WHAT TO DO:
Copy every line from the records below that holds the word "Carlos".

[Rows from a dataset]
===
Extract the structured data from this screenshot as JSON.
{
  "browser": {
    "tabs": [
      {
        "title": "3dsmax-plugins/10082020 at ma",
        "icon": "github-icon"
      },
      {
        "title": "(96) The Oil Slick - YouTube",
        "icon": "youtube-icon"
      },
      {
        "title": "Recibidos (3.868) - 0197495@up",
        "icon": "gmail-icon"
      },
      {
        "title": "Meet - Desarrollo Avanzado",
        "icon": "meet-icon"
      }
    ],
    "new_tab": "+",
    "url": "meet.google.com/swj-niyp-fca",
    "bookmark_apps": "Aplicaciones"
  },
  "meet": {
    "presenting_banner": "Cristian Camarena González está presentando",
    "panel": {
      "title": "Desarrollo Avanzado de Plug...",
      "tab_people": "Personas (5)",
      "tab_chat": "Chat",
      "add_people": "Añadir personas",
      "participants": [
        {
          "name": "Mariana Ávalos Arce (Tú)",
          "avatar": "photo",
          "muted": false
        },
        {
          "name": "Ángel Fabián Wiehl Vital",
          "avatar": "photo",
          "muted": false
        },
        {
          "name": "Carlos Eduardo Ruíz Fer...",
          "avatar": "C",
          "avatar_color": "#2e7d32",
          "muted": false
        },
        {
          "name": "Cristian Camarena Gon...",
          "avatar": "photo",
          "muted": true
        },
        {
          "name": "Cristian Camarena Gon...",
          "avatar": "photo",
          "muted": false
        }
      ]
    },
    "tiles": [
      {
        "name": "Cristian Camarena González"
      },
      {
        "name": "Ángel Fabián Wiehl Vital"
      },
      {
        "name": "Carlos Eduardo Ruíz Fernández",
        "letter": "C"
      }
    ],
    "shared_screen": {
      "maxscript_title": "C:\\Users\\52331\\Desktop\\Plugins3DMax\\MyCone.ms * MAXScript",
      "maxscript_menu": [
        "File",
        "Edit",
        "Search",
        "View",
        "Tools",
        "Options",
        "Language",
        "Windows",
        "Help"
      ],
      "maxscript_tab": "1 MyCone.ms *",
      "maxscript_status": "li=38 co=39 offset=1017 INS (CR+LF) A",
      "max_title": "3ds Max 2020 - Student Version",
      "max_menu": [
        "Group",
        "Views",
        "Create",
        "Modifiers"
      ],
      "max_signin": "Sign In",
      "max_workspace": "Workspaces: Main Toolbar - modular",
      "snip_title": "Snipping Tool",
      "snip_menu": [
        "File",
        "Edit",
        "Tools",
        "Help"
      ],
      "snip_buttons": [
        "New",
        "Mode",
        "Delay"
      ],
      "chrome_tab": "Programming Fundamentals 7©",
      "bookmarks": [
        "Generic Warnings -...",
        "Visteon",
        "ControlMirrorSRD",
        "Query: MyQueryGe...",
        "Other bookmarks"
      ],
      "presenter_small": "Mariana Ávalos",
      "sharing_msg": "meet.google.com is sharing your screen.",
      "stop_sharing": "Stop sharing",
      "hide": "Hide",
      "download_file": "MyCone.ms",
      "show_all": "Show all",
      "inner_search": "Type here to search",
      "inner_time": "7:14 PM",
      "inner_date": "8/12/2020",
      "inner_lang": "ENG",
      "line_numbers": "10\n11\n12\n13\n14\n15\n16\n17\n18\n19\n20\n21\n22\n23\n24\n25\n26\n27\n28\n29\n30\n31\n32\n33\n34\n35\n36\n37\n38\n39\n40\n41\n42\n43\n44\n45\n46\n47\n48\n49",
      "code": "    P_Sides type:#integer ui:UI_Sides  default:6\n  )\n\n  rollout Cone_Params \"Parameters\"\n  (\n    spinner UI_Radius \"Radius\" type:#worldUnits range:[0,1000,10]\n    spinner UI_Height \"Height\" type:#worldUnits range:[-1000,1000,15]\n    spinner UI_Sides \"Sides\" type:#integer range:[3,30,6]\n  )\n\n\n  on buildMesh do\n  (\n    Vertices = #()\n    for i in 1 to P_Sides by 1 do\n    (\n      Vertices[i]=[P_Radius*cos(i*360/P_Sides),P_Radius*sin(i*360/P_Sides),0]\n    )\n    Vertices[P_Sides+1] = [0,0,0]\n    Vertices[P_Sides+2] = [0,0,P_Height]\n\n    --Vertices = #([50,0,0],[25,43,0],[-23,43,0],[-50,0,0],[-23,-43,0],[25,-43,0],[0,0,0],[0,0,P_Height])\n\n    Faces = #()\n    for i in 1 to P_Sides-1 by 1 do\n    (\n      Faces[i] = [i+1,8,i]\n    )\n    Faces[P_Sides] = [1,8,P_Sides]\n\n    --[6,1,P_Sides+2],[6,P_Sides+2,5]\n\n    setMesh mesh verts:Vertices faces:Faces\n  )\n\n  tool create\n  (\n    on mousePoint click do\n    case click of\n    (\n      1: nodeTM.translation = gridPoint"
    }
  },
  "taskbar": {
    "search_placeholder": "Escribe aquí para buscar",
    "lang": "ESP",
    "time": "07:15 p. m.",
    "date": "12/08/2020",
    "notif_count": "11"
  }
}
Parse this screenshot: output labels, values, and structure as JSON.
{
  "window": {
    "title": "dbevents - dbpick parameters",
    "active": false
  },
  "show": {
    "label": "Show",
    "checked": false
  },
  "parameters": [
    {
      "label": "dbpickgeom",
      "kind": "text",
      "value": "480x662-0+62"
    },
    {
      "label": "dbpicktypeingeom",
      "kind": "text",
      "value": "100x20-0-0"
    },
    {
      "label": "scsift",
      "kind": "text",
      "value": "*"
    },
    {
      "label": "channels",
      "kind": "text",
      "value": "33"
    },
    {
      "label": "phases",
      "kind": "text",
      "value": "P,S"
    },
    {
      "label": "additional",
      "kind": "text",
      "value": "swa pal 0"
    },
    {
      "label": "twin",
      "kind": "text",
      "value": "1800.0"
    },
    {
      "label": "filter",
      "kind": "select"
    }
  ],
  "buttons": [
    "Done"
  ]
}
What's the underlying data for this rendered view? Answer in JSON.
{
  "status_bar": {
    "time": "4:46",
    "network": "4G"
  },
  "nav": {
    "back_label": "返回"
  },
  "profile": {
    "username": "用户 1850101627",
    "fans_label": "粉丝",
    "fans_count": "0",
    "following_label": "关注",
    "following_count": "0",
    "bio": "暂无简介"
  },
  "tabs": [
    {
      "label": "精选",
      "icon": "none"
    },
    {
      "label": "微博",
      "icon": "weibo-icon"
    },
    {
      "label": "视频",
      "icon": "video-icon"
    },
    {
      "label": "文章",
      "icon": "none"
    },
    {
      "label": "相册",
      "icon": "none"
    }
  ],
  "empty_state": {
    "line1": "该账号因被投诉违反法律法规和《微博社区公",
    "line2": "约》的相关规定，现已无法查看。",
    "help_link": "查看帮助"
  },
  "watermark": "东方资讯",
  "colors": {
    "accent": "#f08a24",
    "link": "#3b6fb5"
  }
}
===
ANSWER TO THIS EXERCISE:
          "name": "Carlos Eduardo Ruíz Fer...",
        "name": "Carlos Eduardo Ruíz Fernández",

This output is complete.